• Exercise objective: Output only the lines that run from the line holding "What's the underlying" to the end of the data below, including both ends, without any pictures.

• Input for this task:
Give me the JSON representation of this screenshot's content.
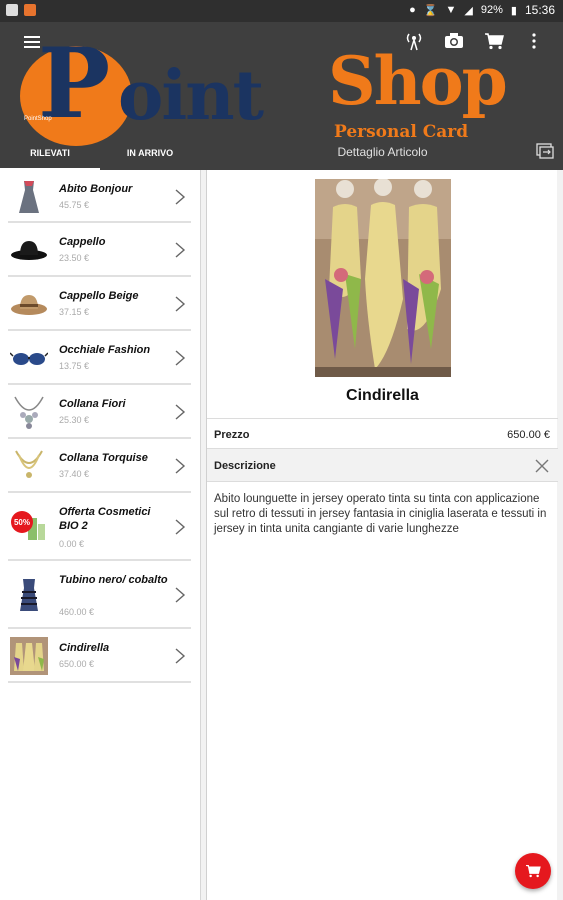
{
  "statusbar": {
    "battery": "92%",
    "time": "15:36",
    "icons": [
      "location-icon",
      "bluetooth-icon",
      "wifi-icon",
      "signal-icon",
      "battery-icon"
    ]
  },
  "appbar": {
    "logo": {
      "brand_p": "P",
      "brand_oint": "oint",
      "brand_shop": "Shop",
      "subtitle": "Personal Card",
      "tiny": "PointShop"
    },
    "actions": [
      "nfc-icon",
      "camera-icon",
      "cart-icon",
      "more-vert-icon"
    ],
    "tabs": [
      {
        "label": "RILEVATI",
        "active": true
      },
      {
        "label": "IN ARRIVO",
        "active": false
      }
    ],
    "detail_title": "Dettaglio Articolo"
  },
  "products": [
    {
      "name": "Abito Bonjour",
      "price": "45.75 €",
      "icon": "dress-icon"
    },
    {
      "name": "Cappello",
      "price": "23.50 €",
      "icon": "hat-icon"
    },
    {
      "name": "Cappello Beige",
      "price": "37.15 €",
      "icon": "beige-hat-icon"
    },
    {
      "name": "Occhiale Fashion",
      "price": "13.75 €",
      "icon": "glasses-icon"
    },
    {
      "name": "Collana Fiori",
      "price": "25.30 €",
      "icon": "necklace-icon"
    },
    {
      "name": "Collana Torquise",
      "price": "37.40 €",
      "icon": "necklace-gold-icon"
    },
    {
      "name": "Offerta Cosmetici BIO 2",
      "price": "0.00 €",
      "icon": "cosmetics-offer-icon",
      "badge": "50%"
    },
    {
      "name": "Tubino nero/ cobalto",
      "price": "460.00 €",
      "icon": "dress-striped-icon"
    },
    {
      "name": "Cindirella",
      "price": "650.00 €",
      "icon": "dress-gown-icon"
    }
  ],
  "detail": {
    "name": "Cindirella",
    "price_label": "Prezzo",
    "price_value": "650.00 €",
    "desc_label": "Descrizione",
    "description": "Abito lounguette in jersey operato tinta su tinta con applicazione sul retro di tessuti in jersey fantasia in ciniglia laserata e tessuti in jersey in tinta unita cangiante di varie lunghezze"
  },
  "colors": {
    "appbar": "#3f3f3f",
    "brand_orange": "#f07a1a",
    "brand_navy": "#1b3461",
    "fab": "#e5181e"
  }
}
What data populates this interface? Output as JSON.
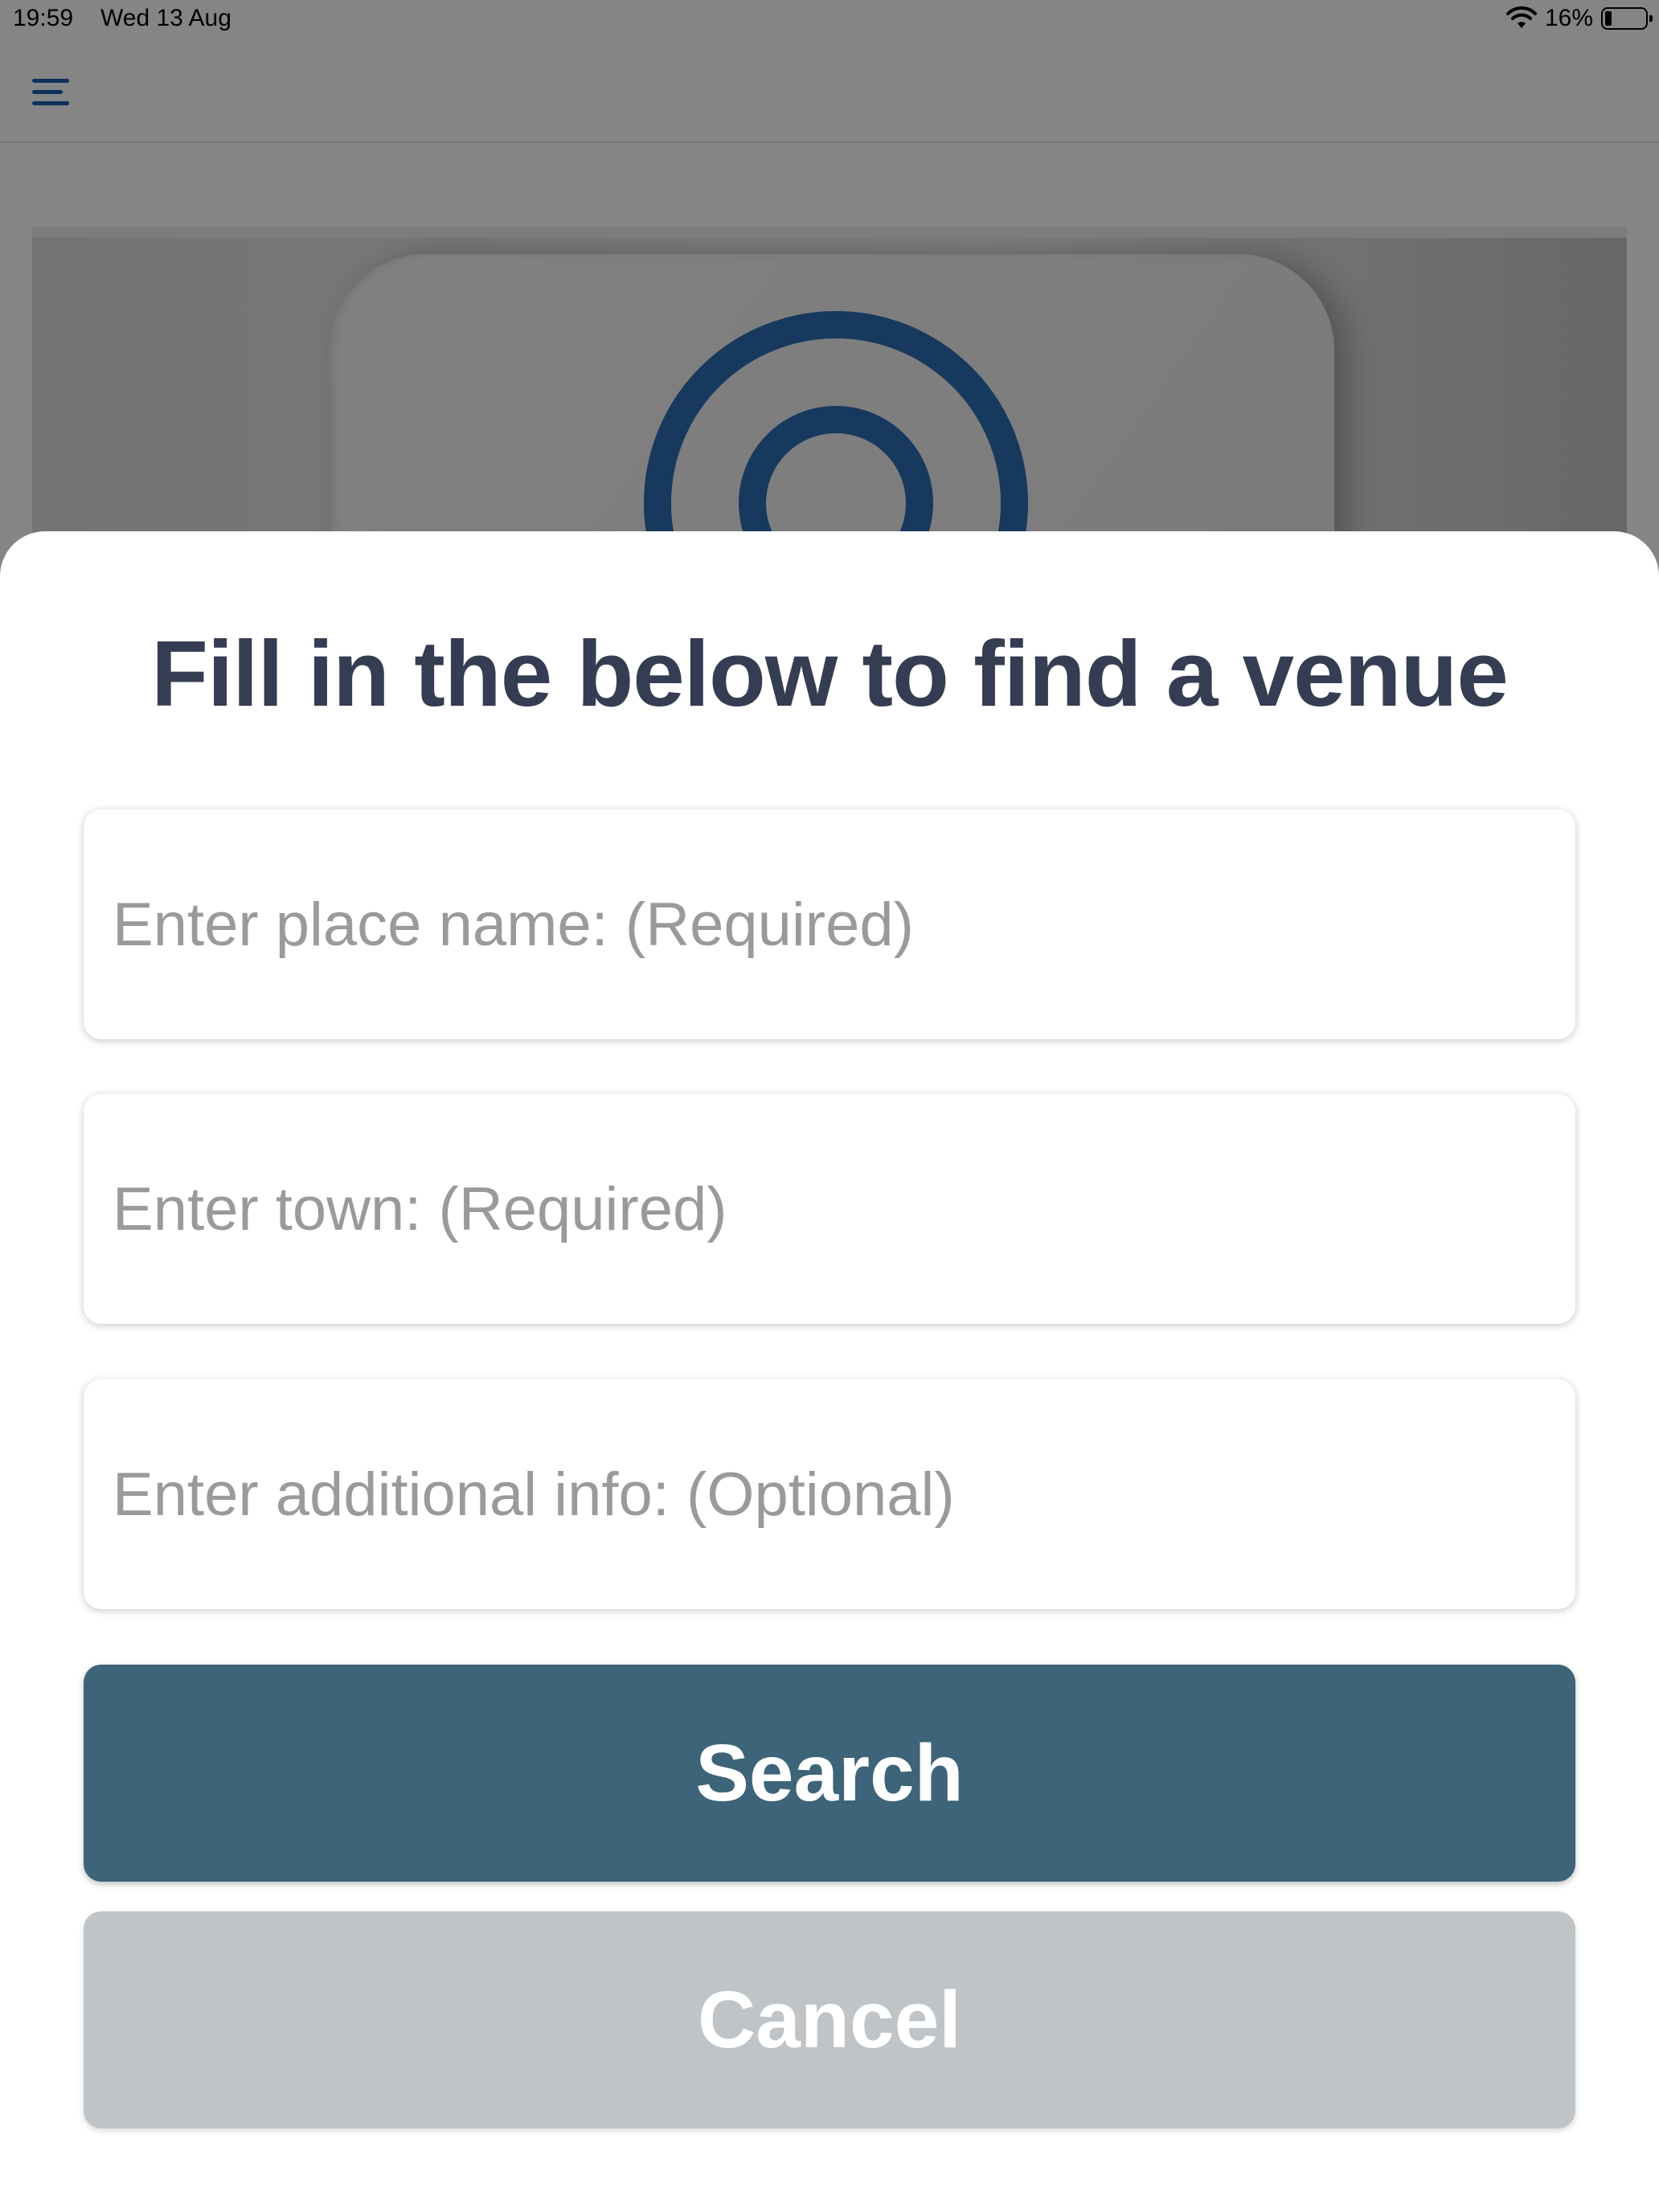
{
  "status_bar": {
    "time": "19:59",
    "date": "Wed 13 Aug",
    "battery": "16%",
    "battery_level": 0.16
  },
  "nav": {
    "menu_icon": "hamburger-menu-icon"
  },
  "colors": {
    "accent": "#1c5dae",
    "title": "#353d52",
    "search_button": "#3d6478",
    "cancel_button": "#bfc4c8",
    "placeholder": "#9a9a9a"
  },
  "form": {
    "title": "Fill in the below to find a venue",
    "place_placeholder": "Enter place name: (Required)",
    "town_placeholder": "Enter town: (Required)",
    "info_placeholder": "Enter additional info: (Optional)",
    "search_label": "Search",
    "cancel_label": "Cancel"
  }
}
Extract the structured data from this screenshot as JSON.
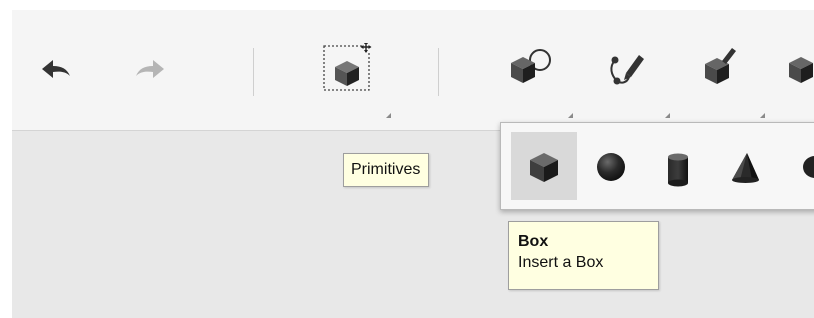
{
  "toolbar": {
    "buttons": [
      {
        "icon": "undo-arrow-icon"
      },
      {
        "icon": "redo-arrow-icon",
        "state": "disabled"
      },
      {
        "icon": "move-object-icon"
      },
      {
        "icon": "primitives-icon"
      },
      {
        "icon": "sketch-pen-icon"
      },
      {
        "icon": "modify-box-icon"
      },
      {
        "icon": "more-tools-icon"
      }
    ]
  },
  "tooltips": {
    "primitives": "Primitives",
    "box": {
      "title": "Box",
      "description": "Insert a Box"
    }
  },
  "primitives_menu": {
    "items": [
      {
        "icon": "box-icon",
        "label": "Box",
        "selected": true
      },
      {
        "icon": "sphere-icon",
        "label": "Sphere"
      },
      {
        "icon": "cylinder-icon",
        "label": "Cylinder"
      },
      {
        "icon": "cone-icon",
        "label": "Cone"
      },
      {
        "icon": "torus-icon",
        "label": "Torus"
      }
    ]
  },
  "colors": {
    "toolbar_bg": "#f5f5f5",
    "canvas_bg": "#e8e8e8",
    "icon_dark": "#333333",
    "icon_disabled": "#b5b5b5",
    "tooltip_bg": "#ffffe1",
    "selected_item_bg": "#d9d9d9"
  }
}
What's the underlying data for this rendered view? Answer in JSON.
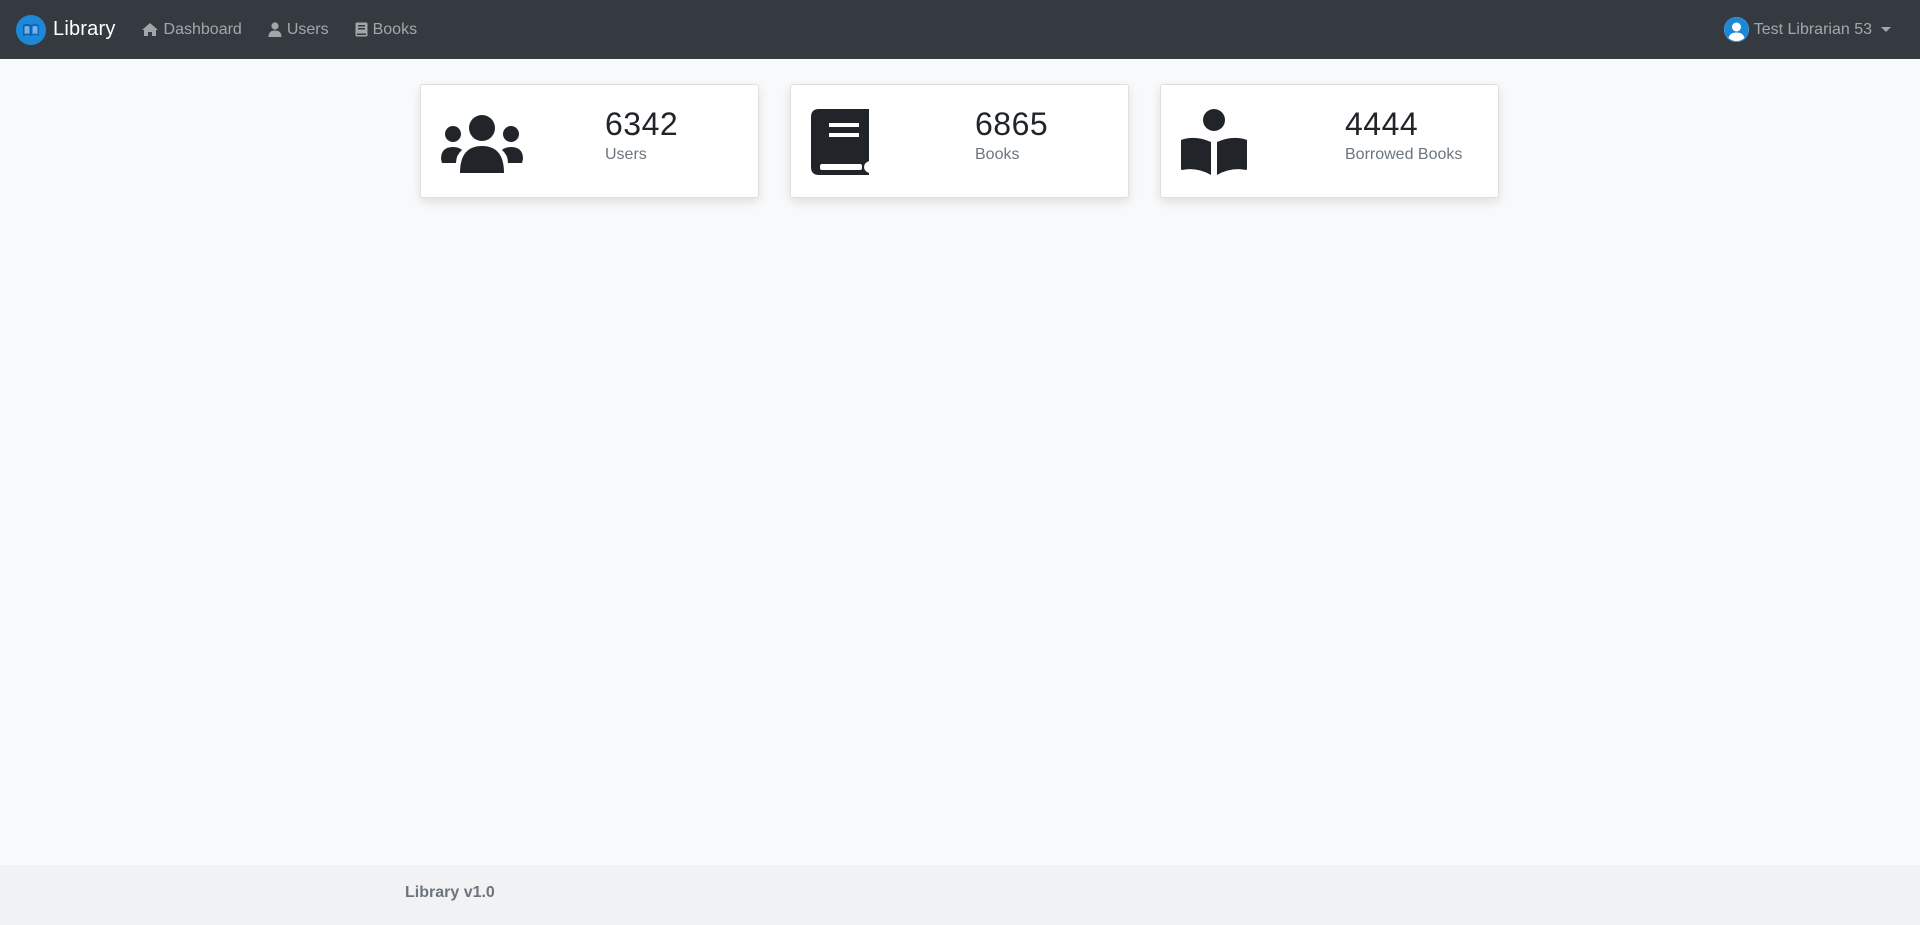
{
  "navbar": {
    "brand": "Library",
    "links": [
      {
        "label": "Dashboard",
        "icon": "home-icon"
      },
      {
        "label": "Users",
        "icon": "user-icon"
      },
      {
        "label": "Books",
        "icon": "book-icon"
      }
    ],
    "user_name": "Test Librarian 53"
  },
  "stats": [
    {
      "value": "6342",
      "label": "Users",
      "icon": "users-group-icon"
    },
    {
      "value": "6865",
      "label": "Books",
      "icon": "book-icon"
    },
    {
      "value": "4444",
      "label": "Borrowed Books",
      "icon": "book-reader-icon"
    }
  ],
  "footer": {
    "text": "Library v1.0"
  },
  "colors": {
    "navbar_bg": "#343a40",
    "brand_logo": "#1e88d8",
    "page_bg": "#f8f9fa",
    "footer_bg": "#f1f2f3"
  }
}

• Solution to the problem:
What's the underlying data for this rendered view? Answer in JSON.
{
  "navbar": {
    "brand": "Library",
    "links": [
      {
        "label": "Dashboard",
        "icon": "home-icon"
      },
      {
        "label": "Users",
        "icon": "user-icon"
      },
      {
        "label": "Books",
        "icon": "book-icon"
      }
    ],
    "user_name": "Test Librarian 53"
  },
  "stats": [
    {
      "value": "6342",
      "label": "Users",
      "icon": "users-group-icon"
    },
    {
      "value": "6865",
      "label": "Books",
      "icon": "book-icon"
    },
    {
      "value": "4444",
      "label": "Borrowed Books",
      "icon": "book-reader-icon"
    }
  ],
  "footer": {
    "text": "Library v1.0"
  },
  "colors": {
    "navbar_bg": "#343a40",
    "brand_logo": "#1e88d8",
    "page_bg": "#f8f9fa",
    "footer_bg": "#f1f2f3"
  }
}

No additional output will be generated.